** Begin Source data **

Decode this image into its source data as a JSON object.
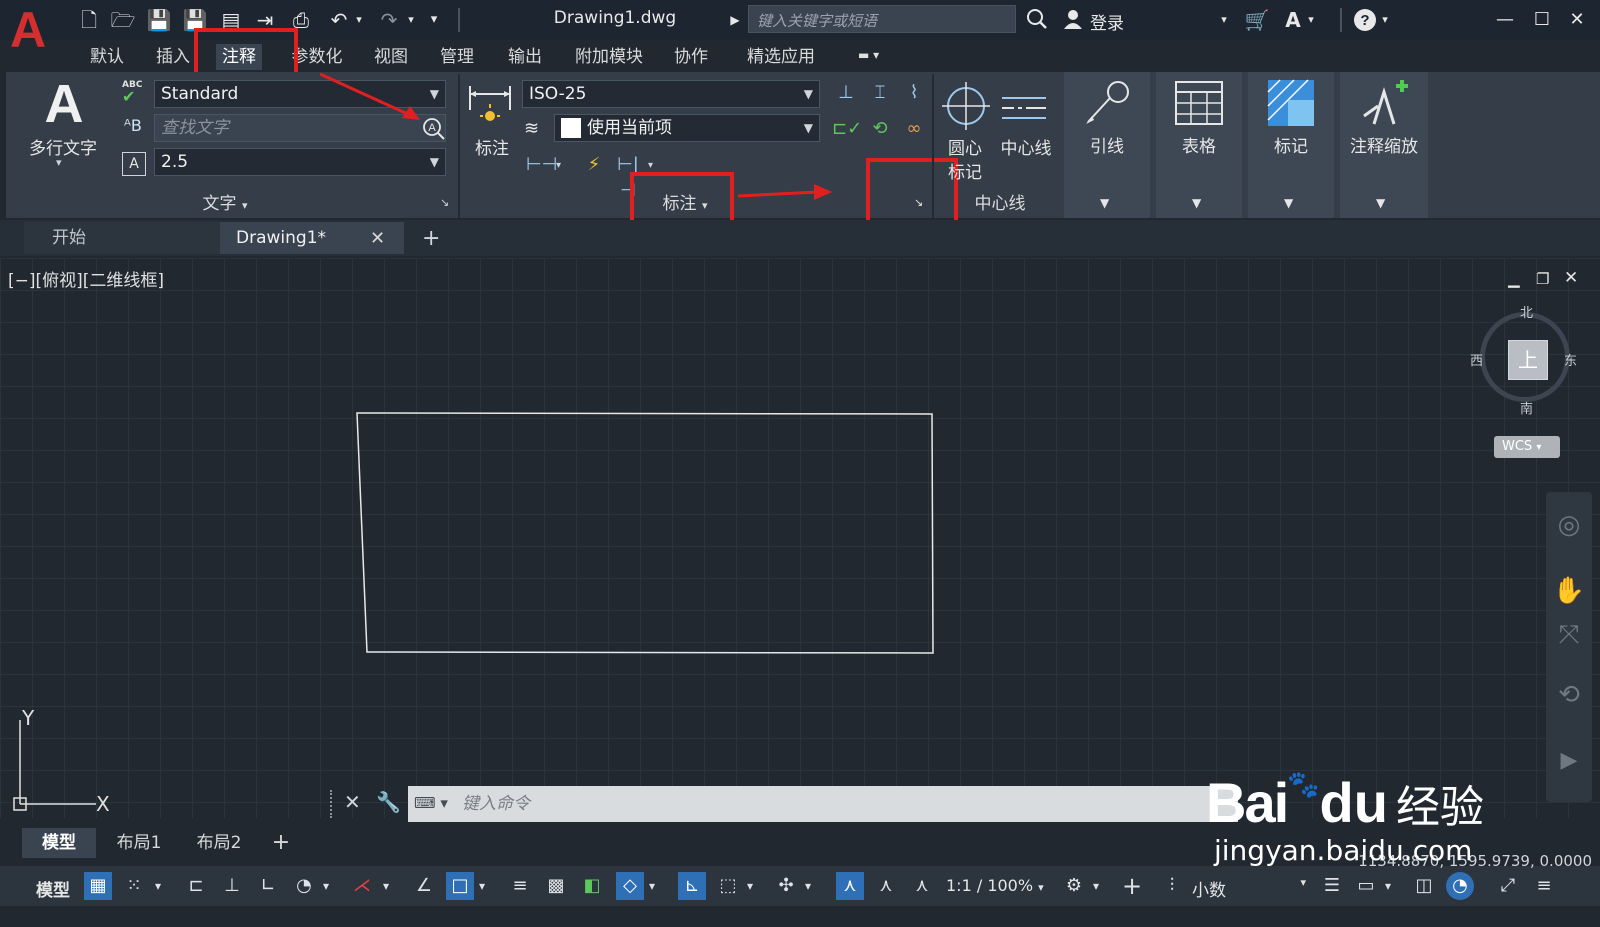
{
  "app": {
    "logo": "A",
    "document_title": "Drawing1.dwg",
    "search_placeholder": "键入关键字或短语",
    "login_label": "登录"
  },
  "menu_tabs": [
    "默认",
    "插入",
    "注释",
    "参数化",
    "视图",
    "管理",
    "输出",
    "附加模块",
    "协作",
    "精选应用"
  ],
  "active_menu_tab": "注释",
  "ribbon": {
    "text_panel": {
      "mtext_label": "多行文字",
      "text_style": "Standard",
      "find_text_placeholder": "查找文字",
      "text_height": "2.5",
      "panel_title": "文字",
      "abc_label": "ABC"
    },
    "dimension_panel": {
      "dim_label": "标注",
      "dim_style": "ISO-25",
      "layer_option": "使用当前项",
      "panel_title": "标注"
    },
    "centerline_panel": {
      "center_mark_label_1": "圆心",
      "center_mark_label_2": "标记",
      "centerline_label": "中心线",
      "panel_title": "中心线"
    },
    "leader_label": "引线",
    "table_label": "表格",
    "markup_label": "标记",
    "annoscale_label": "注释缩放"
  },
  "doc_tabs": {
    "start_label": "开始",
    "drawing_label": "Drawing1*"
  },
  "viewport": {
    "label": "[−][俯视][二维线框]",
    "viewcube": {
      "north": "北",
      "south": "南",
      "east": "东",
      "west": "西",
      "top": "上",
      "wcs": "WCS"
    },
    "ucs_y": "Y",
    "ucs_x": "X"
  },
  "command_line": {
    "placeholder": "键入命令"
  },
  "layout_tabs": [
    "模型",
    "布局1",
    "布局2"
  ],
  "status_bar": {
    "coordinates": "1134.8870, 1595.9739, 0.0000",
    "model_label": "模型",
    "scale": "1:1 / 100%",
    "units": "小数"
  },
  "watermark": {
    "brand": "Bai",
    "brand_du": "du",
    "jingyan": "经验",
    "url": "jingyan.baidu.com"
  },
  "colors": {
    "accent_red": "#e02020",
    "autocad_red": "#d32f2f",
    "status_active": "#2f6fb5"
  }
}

** End Source data **

#### Given exercise:
Reproduce each line exactly as it appears, omitting the pictures.

#### Exercise solution:
Decode this image into its source data as a JSON object.
{
  "app": {
    "logo": "A",
    "document_title": "Drawing1.dwg",
    "search_placeholder": "键入关键字或短语",
    "login_label": "登录"
  },
  "menu_tabs": [
    "默认",
    "插入",
    "注释",
    "参数化",
    "视图",
    "管理",
    "输出",
    "附加模块",
    "协作",
    "精选应用"
  ],
  "active_menu_tab": "注释",
  "ribbon": {
    "text_panel": {
      "mtext_label": "多行文字",
      "text_style": "Standard",
      "find_text_placeholder": "查找文字",
      "text_height": "2.5",
      "panel_title": "文字",
      "abc_label": "ABC"
    },
    "dimension_panel": {
      "dim_label": "标注",
      "dim_style": "ISO-25",
      "layer_option": "使用当前项",
      "panel_title": "标注"
    },
    "centerline_panel": {
      "center_mark_label_1": "圆心",
      "center_mark_label_2": "标记",
      "centerline_label": "中心线",
      "panel_title": "中心线"
    },
    "leader_label": "引线",
    "table_label": "表格",
    "markup_label": "标记",
    "annoscale_label": "注释缩放"
  },
  "doc_tabs": {
    "start_label": "开始",
    "drawing_label": "Drawing1*"
  },
  "viewport": {
    "label": "[−][俯视][二维线框]",
    "viewcube": {
      "north": "北",
      "south": "南",
      "east": "东",
      "west": "西",
      "top": "上",
      "wcs": "WCS"
    },
    "ucs_y": "Y",
    "ucs_x": "X"
  },
  "command_line": {
    "placeholder": "键入命令"
  },
  "layout_tabs": [
    "模型",
    "布局1",
    "布局2"
  ],
  "status_bar": {
    "coordinates": "1134.8870, 1595.9739, 0.0000",
    "model_label": "模型",
    "scale": "1:1 / 100%",
    "units": "小数"
  },
  "watermark": {
    "brand": "Bai",
    "brand_du": "du",
    "jingyan": "经验",
    "url": "jingyan.baidu.com"
  },
  "colors": {
    "accent_red": "#e02020",
    "autocad_red": "#d32f2f",
    "status_active": "#2f6fb5"
  }
}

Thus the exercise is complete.